● The records:
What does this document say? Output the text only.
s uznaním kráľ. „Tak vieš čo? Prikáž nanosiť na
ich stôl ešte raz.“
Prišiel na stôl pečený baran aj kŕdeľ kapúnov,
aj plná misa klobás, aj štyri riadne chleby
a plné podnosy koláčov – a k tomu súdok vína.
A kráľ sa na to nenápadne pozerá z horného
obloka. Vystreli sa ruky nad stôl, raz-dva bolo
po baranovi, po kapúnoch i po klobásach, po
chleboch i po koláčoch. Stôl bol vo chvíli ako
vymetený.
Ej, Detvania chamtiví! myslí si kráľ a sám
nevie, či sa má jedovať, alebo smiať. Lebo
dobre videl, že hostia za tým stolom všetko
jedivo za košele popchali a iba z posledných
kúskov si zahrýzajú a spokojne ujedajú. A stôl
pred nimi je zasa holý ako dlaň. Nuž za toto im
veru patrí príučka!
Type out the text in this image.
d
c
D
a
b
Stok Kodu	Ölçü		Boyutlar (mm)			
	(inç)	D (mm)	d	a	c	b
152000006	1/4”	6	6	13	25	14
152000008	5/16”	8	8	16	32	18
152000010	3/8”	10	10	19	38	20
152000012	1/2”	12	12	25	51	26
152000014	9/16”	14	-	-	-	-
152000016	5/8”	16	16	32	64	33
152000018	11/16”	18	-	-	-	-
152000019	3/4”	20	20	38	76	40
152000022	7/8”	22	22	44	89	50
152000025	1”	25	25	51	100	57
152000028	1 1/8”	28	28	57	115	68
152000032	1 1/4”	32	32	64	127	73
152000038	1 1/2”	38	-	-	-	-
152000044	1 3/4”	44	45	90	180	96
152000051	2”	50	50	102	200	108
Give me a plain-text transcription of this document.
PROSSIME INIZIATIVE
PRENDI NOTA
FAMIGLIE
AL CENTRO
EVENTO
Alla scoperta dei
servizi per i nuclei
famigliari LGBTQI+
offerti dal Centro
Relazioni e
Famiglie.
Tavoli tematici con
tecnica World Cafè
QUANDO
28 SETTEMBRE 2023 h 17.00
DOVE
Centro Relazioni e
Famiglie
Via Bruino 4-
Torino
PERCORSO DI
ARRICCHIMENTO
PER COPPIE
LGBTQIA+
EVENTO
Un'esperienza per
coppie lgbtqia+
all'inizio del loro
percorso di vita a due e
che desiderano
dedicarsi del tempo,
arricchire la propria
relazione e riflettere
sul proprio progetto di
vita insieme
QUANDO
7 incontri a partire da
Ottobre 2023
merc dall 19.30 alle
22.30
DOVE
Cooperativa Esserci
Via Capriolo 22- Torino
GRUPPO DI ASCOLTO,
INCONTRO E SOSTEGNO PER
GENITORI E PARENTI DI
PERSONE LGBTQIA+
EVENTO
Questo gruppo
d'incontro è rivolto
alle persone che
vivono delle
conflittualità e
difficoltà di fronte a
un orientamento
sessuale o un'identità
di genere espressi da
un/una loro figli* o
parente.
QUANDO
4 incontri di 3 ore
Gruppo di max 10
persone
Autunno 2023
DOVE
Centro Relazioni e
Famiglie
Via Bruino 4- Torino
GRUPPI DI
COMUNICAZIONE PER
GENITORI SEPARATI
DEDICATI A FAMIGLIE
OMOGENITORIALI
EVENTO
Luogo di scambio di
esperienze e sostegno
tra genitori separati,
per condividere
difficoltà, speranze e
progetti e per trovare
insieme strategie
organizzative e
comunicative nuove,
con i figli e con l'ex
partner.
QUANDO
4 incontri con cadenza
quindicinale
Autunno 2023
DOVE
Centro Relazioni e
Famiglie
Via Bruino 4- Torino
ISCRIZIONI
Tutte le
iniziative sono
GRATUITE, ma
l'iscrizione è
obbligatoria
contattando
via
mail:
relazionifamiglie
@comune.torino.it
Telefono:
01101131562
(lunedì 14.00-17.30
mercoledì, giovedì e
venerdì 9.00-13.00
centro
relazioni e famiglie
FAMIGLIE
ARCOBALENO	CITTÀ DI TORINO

● Exercise description: Repeat the entries shown above, every one, word for word.

● Answer:
What does this document say? Output the text only.
s uznaním kráľ. „Tak vieš čo? Prikáž nanosiť na
ich stôl ešte raz.“
Prišiel na stôl pečený baran aj kŕdeľ kapúnov,
aj plná misa klobás, aj štyri riadne chleby
a plné podnosy koláčov – a k tomu súdok vína.
A kráľ sa na to nenápadne pozerá z horného
obloka. Vystreli sa ruky nad stôl, raz-dva bolo
po baranovi, po kapúnoch i po klobásach, po
chleboch i po koláčoch. Stôl bol vo chvíli ako
vymetený.
Ej, Detvania chamtiví! myslí si kráľ a sám
nevie, či sa má jedovať, alebo smiať. Lebo
dobre videl, že hostia za tým stolom všetko
jedivo za košele popchali a iba z posledných
kúskov si zahrýzajú a spokojne ujedajú. A stôl
pred nimi je zasa holý ako dlaň. Nuž za toto im
veru patrí príučka!
Type out the text in this image.
d
c
D
a
b
Stok Kodu	Ölçü		Boyutlar (mm)			
	(inç)	D (mm)	d	a	c	b
152000006	1/4”	6	6	13	25	14
152000008	5/16”	8	8	16	32	18
152000010	3/8”	10	10	19	38	20
152000012	1/2”	12	12	25	51	26
152000014	9/16”	14	-	-	-	-
152000016	5/8”	16	16	32	64	33
152000018	11/16”	18	-	-	-	-
152000019	3/4”	20	20	38	76	40
152000022	7/8”	22	22	44	89	50
152000025	1”	25	25	51	100	57
152000028	1 1/8”	28	28	57	115	68
152000032	1 1/4”	32	32	64	127	73
152000038	1 1/2”	38	-	-	-	-
152000044	1 3/4”	44	45	90	180	96
152000051	2”	50	50	102	200	108
Give me a plain-text transcription of this document.
PROSSIME INIZIATIVE
PRENDI NOTA
FAMIGLIE
AL CENTRO
EVENTO
Alla scoperta dei
servizi per i nuclei
famigliari LGBTQI+
offerti dal Centro
Relazioni e
Famiglie.
Tavoli tematici con
tecnica World Cafè
QUANDO
28 SETTEMBRE 2023 h 17.00
DOVE
Centro Relazioni e
Famiglie
Via Bruino 4-
Torino
PERCORSO DI
ARRICCHIMENTO
PER COPPIE
LGBTQIA+
EVENTO
Un'esperienza per
coppie lgbtqia+
all'inizio del loro
percorso di vita a due e
che desiderano
dedicarsi del tempo,
arricchire la propria
relazione e riflettere
sul proprio progetto di
vita insieme
QUANDO
7 incontri a partire da
Ottobre 2023
merc dall 19.30 alle
22.30
DOVE
Cooperativa Esserci
Via Capriolo 22- Torino
GRUPPO DI ASCOLTO,
INCONTRO E SOSTEGNO PER
GENITORI E PARENTI DI
PERSONE LGBTQIA+
EVENTO
Questo gruppo
d'incontro è rivolto
alle persone che
vivono delle
conflittualità e
difficoltà di fronte a
un orientamento
sessuale o un'identità
di genere espressi da
un/una loro figli* o
parente.
QUANDO
4 incontri di 3 ore
Gruppo di max 10
persone
Autunno 2023
DOVE
Centro Relazioni e
Famiglie
Via Bruino 4- Torino
GRUPPI DI
COMUNICAZIONE PER
GENITORI SEPARATI
DEDICATI A FAMIGLIE
OMOGENITORIALI
EVENTO
Luogo di scambio di
esperienze e sostegno
tra genitori separati,
per condividere
difficoltà, speranze e
progetti e per trovare
insieme strategie
organizzative e
comunicative nuove,
con i figli e con l'ex
partner.
QUANDO
4 incontri con cadenza
quindicinale
Autunno 2023
DOVE
Centro Relazioni e
Famiglie
Via Bruino 4- Torino
ISCRIZIONI
Tutte le
iniziative sono
GRATUITE, ma
l'iscrizione è
obbligatoria
contattando
via
mail:
relazionifamiglie
@comune.torino.it
Telefono:
01101131562
(lunedì 14.00-17.30
mercoledì, giovedì e
venerdì 9.00-13.00
centro
relazioni e famiglie
FAMIGLIE
ARCOBALENO	CITTÀ DI TORINO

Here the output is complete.